• _EXTRACT TO READ_
* * *
6. Synthetic hemp (hempex, polyhemp) – I won’t lie – it’s my favorite rope. It’s a little rough for beginners because it’s rough and doesn’t stretch. It very much resembles natural hemp. It’s very strong (~250-300kg static pull on 6mm thick rope). It has exceptionally high friction and holds knots extremely tight – the knots don’t slip that easily compared to the jute. All this makes it a pleasure to use for suspensions and it’s very suitable. It’s high friction is also a drawback – it causes skin burns very easily when you draw the rope under pressure over the skin. Other strengths are – it doesn’t rot, it doesn’t shrink or swell when wet. It has a very long life. It doesn’t require any maintenance, except washing (40*C is OK).

 

7. Sisal – natural rope. Very coarse, hard and non-stretchy rope. It has hard strands sticking out of it that prick the skin. The rope is often used for rope torture because the tie gets tiresome and uncomfortable faster than the softer ropes due to it’s relentless nature. It’s not particularly strong and it’s not recommended for suspensions. It shrinks and swells when wet. When drying it you need to stretch and twist it, just like jute. I couldn’t say much about its maintenance.
* * *
• _EXTRACTED MATERIAL_
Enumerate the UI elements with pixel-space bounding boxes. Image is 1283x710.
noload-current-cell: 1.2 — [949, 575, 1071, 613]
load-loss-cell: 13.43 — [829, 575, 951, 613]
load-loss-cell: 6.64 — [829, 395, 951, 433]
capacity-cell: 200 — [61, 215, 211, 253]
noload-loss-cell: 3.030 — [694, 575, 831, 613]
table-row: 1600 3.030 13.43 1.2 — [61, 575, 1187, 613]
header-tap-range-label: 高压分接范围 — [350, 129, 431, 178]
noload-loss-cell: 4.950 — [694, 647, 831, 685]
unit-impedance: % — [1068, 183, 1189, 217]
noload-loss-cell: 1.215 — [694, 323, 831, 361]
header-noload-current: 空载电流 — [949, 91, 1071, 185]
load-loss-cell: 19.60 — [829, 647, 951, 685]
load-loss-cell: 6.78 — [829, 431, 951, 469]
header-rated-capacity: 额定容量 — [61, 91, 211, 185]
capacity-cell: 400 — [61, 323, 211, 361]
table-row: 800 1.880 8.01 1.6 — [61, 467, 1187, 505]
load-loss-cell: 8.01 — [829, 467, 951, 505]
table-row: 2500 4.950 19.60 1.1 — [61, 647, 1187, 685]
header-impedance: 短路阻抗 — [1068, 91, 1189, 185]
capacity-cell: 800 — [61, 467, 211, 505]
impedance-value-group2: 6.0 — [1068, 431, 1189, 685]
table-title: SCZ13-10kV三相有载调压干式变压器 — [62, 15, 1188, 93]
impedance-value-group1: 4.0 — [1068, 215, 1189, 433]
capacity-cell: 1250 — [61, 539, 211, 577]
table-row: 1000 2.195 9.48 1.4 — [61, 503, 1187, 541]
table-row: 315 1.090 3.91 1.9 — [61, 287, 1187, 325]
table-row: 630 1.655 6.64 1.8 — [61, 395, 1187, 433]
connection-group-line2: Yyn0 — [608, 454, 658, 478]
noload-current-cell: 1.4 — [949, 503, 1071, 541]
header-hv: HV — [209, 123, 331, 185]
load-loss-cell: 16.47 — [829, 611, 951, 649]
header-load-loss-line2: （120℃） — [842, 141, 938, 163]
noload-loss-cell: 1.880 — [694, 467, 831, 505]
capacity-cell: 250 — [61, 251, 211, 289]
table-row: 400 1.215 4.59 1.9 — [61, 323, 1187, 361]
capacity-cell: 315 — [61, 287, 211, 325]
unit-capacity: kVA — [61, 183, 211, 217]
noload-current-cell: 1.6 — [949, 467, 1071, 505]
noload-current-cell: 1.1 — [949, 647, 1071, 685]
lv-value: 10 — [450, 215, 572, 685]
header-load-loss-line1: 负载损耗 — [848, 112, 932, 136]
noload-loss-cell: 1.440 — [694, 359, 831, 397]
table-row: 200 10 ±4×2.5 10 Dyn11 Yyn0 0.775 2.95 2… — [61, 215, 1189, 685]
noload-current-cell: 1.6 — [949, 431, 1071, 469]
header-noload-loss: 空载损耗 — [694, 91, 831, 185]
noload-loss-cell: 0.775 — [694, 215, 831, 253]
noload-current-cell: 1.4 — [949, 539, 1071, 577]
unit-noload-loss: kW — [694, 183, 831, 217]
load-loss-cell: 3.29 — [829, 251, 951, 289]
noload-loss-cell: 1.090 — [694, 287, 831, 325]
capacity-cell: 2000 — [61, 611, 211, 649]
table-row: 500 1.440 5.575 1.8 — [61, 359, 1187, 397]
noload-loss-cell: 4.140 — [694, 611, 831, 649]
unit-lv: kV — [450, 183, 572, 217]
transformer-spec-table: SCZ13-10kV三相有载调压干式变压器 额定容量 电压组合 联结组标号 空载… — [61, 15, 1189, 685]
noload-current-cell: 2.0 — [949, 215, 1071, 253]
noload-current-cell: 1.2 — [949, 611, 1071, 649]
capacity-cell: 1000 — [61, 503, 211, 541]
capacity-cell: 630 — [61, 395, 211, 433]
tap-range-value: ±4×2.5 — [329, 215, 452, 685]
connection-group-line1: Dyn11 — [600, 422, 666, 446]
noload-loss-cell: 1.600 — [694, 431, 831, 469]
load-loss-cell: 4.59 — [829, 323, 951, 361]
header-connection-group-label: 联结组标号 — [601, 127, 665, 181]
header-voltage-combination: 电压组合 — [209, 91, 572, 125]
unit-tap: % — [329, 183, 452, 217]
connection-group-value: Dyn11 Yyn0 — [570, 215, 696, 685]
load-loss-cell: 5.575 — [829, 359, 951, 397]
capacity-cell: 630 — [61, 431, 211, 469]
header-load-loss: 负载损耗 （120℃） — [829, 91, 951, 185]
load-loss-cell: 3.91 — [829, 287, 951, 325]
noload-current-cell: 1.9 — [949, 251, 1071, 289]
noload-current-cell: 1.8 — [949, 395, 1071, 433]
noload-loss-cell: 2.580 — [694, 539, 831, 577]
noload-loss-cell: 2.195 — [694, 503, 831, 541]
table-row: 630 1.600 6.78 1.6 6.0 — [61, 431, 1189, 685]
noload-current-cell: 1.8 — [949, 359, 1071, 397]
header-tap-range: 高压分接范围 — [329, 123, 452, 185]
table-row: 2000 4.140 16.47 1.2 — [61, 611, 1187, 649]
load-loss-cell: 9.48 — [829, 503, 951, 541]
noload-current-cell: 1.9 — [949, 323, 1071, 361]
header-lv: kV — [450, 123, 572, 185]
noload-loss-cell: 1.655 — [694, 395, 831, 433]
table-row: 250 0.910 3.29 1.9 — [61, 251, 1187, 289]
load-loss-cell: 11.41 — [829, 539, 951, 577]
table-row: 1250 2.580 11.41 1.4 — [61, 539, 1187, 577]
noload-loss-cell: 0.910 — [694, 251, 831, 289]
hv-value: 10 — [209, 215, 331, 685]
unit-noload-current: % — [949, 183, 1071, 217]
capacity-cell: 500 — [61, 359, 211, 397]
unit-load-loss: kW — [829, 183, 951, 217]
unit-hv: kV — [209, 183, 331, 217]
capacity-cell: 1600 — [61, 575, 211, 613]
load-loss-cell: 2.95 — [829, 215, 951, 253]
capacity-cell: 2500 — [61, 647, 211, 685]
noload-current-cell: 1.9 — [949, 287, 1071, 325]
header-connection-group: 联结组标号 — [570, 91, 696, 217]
* * *
• _WHAT YOU SHOULD DO_
Answer these from the rope descriptions:
1. What static pull does the text give for 6mm synthetic hemp rope?
2. At what temperature does the text say synthetic hemp can be washed?
3. What happens to sisal rope when it gets wet?
The records play no part in what you're asked to do.

• _ANSWER TO THIS TASK_
1. About 250–300 kg.
2. 40 °C.
3. It shrinks and swells.